:: RAW DATA

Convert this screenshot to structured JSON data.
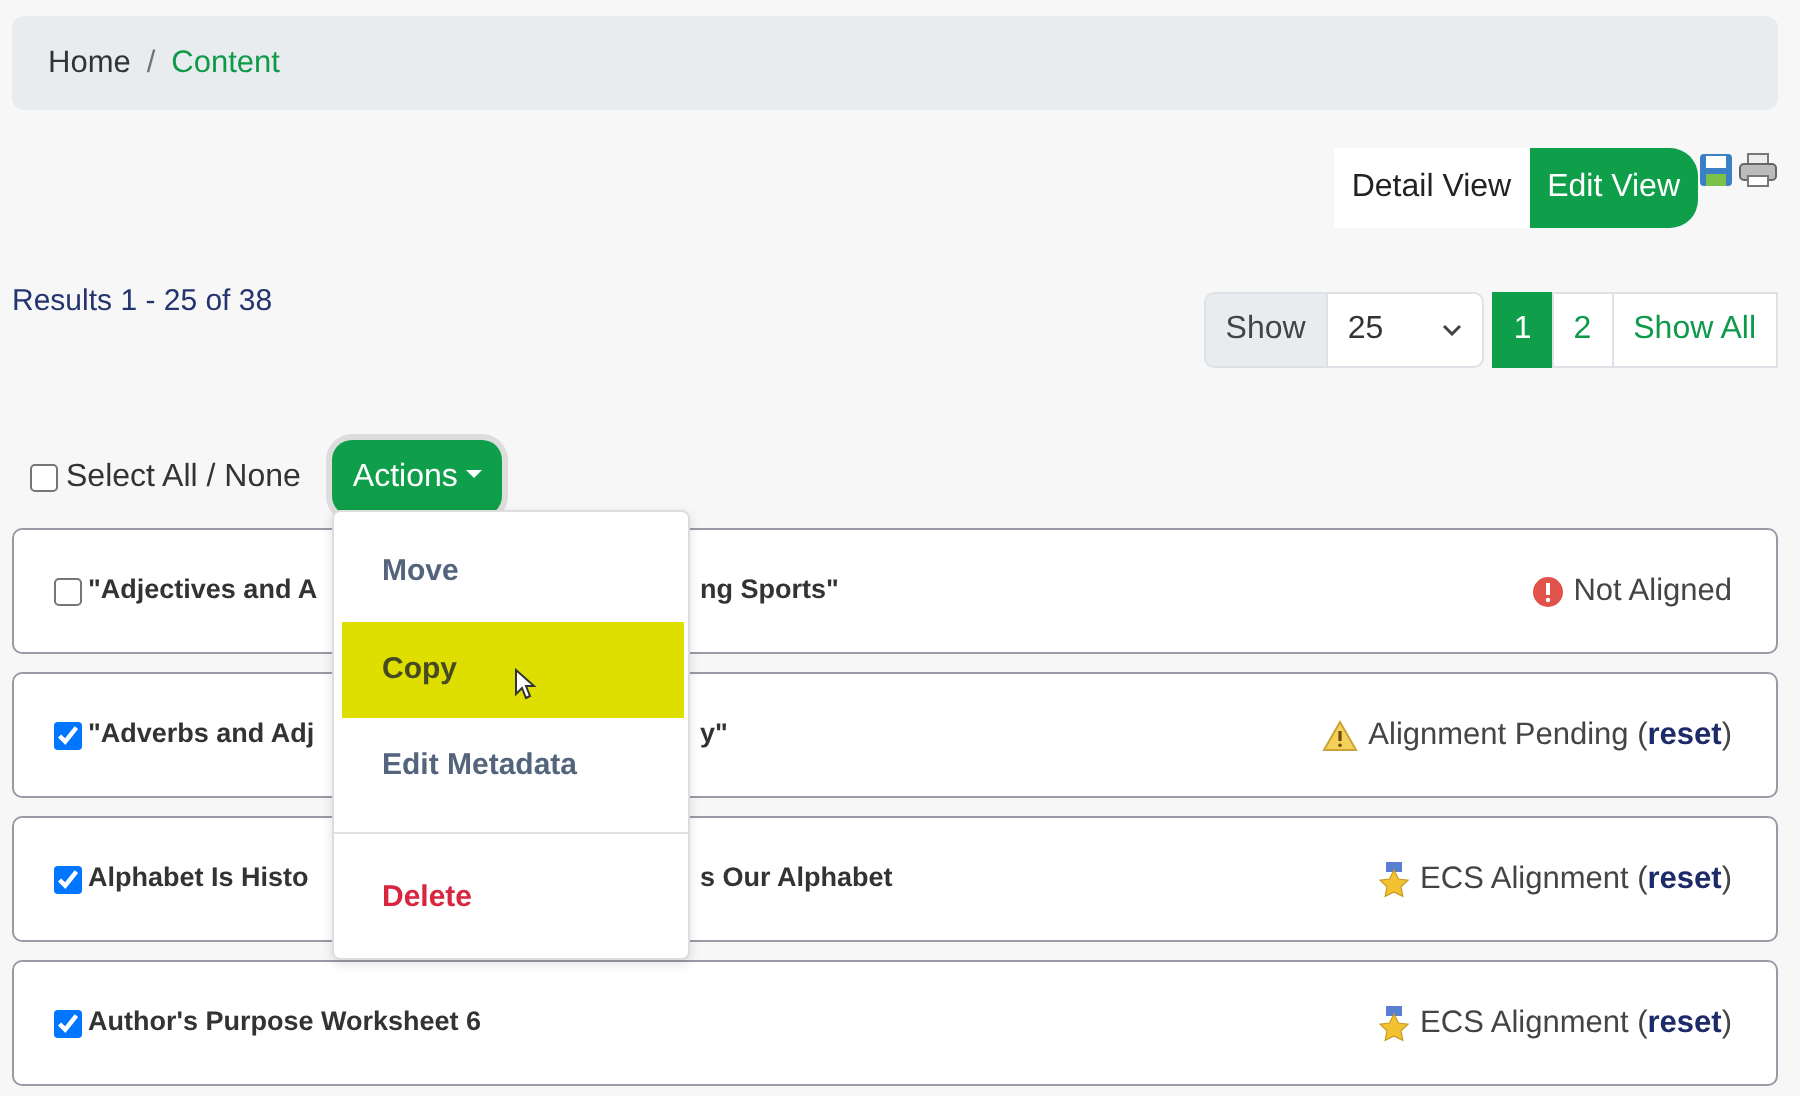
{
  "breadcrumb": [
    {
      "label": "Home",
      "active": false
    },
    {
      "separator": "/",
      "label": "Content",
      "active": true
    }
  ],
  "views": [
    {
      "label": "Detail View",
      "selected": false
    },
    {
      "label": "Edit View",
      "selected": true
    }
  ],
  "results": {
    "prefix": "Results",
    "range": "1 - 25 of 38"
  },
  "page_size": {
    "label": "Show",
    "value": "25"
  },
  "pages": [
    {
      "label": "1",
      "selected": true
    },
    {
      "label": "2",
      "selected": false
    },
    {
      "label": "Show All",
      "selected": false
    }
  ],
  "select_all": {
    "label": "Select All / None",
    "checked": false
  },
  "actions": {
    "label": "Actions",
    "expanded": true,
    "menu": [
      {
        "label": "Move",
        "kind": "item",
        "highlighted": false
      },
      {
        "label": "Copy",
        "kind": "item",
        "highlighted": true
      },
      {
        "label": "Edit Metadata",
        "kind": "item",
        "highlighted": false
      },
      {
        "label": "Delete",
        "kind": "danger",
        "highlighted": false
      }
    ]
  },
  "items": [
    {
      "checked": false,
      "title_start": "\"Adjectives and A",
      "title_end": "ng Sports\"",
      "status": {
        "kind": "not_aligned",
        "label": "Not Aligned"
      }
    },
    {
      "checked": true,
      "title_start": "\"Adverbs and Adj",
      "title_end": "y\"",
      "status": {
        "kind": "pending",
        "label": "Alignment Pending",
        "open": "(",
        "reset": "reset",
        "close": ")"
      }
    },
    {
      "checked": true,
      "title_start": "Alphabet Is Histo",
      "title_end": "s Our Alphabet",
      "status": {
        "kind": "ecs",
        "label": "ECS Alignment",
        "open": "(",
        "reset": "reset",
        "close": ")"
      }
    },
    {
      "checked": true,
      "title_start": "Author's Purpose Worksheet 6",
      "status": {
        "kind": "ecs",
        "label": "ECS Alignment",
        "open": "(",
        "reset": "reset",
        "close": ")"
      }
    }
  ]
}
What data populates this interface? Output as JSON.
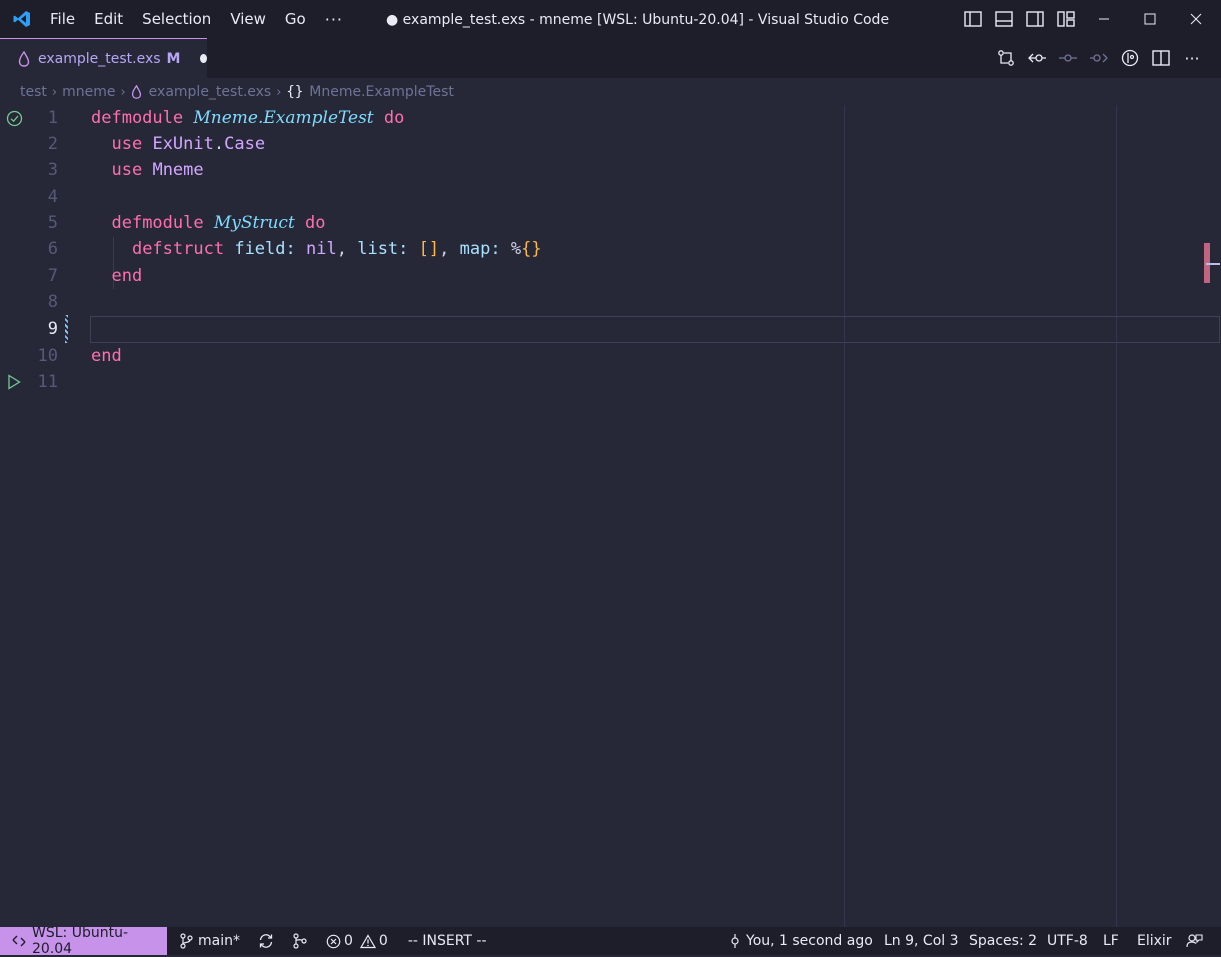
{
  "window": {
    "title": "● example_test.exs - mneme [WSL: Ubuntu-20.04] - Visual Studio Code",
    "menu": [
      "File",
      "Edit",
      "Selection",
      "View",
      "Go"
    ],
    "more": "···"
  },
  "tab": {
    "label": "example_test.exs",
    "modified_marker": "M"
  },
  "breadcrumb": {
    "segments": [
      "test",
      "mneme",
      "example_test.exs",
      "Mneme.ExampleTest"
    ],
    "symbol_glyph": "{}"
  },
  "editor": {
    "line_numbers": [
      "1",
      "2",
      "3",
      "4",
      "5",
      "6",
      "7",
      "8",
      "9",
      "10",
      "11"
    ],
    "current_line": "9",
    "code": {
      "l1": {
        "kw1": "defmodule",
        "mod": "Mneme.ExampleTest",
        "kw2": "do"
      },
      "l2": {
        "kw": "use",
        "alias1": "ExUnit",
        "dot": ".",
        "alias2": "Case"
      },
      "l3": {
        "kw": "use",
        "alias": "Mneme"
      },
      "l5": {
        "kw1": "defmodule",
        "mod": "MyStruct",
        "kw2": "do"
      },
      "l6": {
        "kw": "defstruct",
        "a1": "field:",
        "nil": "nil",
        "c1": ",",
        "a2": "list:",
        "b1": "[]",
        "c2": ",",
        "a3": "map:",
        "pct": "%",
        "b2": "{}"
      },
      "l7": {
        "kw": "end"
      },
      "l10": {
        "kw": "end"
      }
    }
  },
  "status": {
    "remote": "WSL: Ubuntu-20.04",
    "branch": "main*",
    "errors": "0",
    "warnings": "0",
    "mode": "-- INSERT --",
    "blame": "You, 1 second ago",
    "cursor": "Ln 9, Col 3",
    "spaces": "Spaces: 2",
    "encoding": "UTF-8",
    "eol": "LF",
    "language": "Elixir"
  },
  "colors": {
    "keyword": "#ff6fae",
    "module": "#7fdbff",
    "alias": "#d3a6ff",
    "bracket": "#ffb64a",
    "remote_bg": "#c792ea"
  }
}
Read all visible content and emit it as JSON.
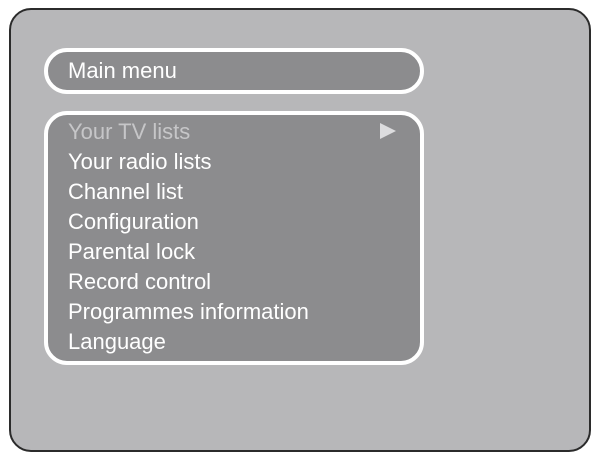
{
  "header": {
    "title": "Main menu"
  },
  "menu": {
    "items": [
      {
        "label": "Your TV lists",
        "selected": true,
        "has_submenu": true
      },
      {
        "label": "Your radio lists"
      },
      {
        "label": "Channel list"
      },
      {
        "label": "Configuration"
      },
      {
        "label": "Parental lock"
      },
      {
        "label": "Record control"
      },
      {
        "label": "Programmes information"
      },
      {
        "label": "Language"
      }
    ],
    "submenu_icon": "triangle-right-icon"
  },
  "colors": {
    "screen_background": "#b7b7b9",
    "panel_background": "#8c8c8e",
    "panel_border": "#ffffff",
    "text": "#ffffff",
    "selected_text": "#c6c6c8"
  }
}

::::

--- OBJECTIVE ---
Repeat each entry above word for word, leaving every picture out.

--- RESULT OF THIS EXERCISE ---
Convert this screenshot to structured JSON data.
{
  "breadcrumb": [
    {
      "label": "Home",
      "active": false
    },
    {
      "separator": "/",
      "label": "Content",
      "active": true
    }
  ],
  "views": [
    {
      "label": "Detail View",
      "selected": false
    },
    {
      "label": "Edit View",
      "selected": true
    }
  ],
  "results": {
    "prefix": "Results",
    "range": "1 - 25 of 38"
  },
  "page_size": {
    "label": "Show",
    "value": "25"
  },
  "pages": [
    {
      "label": "1",
      "selected": true
    },
    {
      "label": "2",
      "selected": false
    },
    {
      "label": "Show All",
      "selected": false
    }
  ],
  "select_all": {
    "label": "Select All / None",
    "checked": false
  },
  "actions": {
    "label": "Actions",
    "expanded": true,
    "menu": [
      {
        "label": "Move",
        "kind": "item",
        "highlighted": false
      },
      {
        "label": "Copy",
        "kind": "item",
        "highlighted": true
      },
      {
        "label": "Edit Metadata",
        "kind": "item",
        "highlighted": false
      },
      {
        "label": "Delete",
        "kind": "danger",
        "highlighted": false
      }
    ]
  },
  "items": [
    {
      "checked": false,
      "title_start": "\"Adjectives and A",
      "title_end": "ng Sports\"",
      "status": {
        "kind": "not_aligned",
        "label": "Not Aligned"
      }
    },
    {
      "checked": true,
      "title_start": "\"Adverbs and Adj",
      "title_end": "y\"",
      "status": {
        "kind": "pending",
        "label": "Alignment Pending",
        "open": "(",
        "reset": "reset",
        "close": ")"
      }
    },
    {
      "checked": true,
      "title_start": "Alphabet Is Histo",
      "title_end": "s Our Alphabet",
      "status": {
        "kind": "ecs",
        "label": "ECS Alignment",
        "open": "(",
        "reset": "reset",
        "close": ")"
      }
    },
    {
      "checked": true,
      "title_start": "Author's Purpose Worksheet 6",
      "status": {
        "kind": "ecs",
        "label": "ECS Alignment",
        "open": "(",
        "reset": "reset",
        "close": ")"
      }
    }
  ]
}
What data populates this interface? Output as JSON.
{
  "window": {
    "title": "● example_test.exs - mneme [WSL: Ubuntu-20.04] - Visual Studio Code",
    "menu": [
      "File",
      "Edit",
      "Selection",
      "View",
      "Go"
    ],
    "more": "···"
  },
  "tab": {
    "label": "example_test.exs",
    "modified_marker": "M"
  },
  "breadcrumb": {
    "segments": [
      "test",
      "mneme",
      "example_test.exs",
      "Mneme.ExampleTest"
    ],
    "symbol_glyph": "{}"
  },
  "editor": {
    "line_numbers": [
      "1",
      "2",
      "3",
      "4",
      "5",
      "6",
      "7",
      "8",
      "9",
      "10",
      "11"
    ],
    "current_line": "9",
    "code": {
      "l1": {
        "kw1": "defmodule",
        "mod": "Mneme.ExampleTest",
        "kw2": "do"
      },
      "l2": {
        "kw": "use",
        "alias1": "ExUnit",
        "dot": ".",
        "alias2": "Case"
      },
      "l3": {
        "kw": "use",
        "alias": "Mneme"
      },
      "l5": {
        "kw1": "defmodule",
        "mod": "MyStruct",
        "kw2": "do"
      },
      "l6": {
        "kw": "defstruct",
        "a1": "field:",
        "nil": "nil",
        "c1": ",",
        "a2": "list:",
        "b1": "[]",
        "c2": ",",
        "a3": "map:",
        "pct": "%",
        "b2": "{}"
      },
      "l7": {
        "kw": "end"
      },
      "l10": {
        "kw": "end"
      }
    }
  },
  "status": {
    "remote": "WSL: Ubuntu-20.04",
    "branch": "main*",
    "errors": "0",
    "warnings": "0",
    "mode": "-- INSERT --",
    "blame": "You, 1 second ago",
    "cursor": "Ln 9, Col 3",
    "spaces": "Spaces: 2",
    "encoding": "UTF-8",
    "eol": "LF",
    "language": "Elixir"
  },
  "colors": {
    "keyword": "#ff6fae",
    "module": "#7fdbff",
    "alias": "#d3a6ff",
    "bracket": "#ffb64a",
    "remote_bg": "#c792ea"
  }
}
Read all visible content and emit it as JSON.
{
  "header": {
    "title": "Main menu"
  },
  "menu": {
    "items": [
      {
        "label": "Your TV lists",
        "selected": true,
        "has_submenu": true
      },
      {
        "label": "Your radio lists"
      },
      {
        "label": "Channel list"
      },
      {
        "label": "Configuration"
      },
      {
        "label": "Parental lock"
      },
      {
        "label": "Record control"
      },
      {
        "label": "Programmes information"
      },
      {
        "label": "Language"
      }
    ],
    "submenu_icon": "triangle-right-icon"
  },
  "colors": {
    "screen_background": "#b7b7b9",
    "panel_background": "#8c8c8e",
    "panel_border": "#ffffff",
    "text": "#ffffff",
    "selected_text": "#c6c6c8"
  }
}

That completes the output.